* [Instructions for the task]: Below are entries; tally how many lines hold the string "this" and answer with only that figure.

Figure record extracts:

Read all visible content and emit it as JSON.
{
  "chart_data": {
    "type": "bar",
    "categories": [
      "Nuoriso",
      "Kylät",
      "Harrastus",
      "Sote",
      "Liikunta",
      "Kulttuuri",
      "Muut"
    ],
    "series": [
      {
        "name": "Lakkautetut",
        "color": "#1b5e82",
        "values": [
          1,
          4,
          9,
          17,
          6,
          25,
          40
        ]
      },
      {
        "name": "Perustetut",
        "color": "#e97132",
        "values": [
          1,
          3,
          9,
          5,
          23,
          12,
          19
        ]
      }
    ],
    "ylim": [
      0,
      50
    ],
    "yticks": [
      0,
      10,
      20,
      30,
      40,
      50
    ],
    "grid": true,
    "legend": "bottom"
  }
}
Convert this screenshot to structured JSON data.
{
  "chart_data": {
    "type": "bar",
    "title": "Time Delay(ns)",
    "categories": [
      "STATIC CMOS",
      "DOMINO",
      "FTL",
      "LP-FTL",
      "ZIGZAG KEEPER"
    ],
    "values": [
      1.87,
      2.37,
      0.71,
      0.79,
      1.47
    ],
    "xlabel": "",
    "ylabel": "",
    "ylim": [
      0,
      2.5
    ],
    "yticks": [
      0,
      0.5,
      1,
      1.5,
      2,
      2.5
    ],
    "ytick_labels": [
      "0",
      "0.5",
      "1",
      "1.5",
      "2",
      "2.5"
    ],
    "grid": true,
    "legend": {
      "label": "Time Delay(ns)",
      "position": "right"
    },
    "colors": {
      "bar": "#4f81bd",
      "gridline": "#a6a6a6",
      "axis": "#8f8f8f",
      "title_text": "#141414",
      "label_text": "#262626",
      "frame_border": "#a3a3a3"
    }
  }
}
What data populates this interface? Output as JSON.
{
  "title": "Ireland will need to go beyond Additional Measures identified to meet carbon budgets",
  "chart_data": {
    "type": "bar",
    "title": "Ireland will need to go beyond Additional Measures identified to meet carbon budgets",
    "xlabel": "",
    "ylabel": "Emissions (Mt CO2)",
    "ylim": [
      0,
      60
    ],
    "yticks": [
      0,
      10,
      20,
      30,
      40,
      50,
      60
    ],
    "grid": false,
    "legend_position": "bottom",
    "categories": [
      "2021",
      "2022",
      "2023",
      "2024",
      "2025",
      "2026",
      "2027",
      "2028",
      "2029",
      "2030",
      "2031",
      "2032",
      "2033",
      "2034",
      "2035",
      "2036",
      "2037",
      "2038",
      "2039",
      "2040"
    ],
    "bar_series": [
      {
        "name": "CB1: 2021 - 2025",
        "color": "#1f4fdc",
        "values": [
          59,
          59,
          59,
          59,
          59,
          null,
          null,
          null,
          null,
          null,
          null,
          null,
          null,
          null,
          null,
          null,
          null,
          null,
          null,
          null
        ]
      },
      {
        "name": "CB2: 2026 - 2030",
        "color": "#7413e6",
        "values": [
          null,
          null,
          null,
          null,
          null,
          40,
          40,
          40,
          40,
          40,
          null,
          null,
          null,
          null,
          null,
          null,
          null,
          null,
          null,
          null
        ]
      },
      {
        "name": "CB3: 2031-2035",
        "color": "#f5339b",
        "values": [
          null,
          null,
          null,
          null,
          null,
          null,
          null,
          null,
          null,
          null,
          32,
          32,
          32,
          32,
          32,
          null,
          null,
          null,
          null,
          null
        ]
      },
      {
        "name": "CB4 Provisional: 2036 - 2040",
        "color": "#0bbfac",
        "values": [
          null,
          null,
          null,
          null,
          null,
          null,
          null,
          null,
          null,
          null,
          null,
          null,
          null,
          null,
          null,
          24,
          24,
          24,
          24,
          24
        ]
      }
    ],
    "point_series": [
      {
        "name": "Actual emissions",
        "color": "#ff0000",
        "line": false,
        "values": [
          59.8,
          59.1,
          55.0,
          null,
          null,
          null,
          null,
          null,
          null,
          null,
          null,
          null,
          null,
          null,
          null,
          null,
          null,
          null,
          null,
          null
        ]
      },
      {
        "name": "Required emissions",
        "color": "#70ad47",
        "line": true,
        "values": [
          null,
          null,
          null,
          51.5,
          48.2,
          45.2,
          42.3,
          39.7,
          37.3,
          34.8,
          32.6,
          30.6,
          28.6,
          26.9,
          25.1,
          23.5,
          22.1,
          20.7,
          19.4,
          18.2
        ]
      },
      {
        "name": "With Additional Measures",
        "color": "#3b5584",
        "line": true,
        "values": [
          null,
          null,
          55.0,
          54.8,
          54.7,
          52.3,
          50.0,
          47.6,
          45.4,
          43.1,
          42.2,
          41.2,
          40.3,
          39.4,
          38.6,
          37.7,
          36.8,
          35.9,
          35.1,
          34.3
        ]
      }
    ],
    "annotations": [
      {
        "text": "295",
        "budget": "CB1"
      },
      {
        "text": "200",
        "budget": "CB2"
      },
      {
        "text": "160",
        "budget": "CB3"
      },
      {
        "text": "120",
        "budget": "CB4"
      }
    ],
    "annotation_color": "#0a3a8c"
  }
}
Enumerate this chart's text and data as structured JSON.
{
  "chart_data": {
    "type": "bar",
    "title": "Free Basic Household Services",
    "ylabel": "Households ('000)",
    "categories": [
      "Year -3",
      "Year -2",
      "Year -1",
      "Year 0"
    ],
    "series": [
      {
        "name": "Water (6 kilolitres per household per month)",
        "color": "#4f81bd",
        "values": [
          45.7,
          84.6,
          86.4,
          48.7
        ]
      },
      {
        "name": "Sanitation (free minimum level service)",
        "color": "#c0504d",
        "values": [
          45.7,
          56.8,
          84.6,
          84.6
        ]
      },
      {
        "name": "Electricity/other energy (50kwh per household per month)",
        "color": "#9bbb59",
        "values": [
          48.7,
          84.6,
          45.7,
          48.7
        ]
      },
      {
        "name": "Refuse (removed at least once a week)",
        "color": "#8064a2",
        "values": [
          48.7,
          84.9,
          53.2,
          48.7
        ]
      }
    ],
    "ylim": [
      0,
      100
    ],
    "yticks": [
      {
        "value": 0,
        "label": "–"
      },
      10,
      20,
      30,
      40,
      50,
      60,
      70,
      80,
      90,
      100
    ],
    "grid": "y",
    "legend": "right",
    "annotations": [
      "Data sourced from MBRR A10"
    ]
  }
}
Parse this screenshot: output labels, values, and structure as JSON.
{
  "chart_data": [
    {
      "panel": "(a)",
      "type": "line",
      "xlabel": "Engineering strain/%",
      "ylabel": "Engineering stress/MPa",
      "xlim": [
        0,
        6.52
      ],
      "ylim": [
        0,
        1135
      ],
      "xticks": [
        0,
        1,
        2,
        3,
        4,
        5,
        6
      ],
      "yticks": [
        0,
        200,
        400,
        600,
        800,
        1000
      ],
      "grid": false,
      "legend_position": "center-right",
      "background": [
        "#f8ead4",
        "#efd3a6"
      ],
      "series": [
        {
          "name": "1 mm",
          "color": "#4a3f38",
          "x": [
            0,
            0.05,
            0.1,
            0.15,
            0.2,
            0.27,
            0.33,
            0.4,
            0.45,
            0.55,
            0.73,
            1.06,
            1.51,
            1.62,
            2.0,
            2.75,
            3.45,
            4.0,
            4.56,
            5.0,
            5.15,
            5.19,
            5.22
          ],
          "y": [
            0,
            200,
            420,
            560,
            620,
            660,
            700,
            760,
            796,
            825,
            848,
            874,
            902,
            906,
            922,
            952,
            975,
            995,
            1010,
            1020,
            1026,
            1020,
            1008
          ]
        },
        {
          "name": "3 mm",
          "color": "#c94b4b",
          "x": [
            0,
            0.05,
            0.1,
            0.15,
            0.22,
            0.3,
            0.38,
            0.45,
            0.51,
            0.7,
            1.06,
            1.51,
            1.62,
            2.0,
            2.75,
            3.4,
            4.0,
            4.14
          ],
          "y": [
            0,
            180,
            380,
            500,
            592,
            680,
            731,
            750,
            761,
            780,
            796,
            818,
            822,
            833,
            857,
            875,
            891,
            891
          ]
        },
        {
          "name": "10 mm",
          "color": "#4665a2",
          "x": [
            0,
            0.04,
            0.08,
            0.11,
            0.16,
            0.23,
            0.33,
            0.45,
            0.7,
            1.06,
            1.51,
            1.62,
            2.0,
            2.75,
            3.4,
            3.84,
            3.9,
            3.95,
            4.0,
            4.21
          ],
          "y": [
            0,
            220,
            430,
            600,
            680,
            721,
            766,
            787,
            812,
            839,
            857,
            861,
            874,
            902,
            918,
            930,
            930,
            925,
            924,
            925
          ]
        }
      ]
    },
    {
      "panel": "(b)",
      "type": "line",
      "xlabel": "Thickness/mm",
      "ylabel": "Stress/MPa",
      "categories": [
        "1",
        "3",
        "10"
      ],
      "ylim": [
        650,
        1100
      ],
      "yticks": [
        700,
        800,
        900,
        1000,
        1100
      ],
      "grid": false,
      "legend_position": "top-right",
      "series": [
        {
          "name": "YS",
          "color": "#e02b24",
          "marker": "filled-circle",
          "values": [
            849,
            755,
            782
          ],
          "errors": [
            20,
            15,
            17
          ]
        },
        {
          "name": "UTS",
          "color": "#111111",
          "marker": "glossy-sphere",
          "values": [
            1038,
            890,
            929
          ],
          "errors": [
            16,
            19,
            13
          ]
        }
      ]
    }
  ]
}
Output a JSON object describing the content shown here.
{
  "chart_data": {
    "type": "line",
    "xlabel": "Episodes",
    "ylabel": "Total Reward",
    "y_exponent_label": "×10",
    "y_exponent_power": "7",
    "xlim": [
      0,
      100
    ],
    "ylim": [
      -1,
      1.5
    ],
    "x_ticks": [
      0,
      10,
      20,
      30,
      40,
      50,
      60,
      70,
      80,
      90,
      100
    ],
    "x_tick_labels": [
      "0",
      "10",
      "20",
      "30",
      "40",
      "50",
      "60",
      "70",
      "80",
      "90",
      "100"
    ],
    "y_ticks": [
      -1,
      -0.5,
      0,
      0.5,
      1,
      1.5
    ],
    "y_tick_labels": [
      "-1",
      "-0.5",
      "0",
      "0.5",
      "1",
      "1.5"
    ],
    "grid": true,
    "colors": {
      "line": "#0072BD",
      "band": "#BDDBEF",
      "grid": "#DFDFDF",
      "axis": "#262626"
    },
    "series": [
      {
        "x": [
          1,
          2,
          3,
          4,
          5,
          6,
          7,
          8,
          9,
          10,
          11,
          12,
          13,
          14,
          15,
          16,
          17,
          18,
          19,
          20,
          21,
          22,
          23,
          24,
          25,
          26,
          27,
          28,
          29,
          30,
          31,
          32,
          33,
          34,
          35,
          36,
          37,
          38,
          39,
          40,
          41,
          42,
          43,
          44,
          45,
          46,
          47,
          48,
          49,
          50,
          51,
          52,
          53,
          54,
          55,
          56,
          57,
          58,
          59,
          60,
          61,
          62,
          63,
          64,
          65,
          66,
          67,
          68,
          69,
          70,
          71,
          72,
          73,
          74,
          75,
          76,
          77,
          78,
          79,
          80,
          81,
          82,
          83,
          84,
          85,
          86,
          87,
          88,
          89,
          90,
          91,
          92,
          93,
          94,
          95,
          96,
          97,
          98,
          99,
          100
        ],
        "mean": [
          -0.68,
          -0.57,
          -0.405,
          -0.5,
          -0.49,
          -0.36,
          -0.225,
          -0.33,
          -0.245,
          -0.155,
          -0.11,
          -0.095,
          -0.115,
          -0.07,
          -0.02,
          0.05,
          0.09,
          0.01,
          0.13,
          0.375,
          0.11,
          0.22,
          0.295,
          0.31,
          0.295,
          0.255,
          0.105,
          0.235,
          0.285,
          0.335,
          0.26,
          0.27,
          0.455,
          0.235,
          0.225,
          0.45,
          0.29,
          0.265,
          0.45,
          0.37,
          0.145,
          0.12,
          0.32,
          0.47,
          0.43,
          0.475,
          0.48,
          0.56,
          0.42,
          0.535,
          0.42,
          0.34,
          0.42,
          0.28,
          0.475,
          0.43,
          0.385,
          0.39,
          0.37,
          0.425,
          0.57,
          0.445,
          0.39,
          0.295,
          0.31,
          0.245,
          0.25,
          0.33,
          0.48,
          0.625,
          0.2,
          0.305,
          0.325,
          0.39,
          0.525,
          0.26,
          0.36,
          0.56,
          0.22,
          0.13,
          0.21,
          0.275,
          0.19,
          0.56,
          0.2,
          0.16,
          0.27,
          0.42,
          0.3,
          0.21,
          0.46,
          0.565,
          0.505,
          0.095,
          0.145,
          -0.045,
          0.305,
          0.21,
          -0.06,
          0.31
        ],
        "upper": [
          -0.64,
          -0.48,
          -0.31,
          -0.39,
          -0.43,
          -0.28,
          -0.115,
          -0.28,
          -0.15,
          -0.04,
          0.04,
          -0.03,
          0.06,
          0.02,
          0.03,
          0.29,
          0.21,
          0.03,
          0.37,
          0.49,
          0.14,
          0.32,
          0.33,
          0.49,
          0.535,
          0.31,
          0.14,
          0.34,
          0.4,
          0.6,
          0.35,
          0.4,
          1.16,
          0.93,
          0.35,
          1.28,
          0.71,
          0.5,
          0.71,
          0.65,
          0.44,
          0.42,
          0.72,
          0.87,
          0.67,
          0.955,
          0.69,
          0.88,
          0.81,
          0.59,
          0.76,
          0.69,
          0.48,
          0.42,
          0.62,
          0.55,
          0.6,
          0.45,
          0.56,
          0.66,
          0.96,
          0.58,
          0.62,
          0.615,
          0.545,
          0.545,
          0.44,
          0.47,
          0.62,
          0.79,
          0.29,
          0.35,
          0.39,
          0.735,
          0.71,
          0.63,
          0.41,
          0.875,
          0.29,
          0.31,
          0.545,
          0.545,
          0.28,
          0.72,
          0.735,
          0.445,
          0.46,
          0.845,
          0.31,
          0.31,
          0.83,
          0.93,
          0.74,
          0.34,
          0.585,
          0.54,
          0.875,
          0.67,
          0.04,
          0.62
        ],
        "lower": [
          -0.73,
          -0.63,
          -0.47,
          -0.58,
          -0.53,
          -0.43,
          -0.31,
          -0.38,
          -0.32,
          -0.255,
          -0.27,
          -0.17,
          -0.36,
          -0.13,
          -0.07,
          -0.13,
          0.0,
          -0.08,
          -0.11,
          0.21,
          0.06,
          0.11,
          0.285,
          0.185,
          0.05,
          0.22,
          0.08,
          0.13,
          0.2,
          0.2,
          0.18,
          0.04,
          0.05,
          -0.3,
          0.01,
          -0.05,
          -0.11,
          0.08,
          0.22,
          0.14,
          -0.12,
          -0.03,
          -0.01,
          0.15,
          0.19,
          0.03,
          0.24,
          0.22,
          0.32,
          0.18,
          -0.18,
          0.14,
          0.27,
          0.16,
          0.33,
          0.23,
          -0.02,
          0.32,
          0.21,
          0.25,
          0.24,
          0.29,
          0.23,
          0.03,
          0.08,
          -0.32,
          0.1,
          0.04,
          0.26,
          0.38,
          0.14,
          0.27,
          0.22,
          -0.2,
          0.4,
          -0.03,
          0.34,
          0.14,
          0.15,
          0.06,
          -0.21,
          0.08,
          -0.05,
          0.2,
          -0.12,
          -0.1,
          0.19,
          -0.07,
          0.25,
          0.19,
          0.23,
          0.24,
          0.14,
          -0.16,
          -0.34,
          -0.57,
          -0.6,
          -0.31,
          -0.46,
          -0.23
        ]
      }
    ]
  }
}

* [Completed task]: 4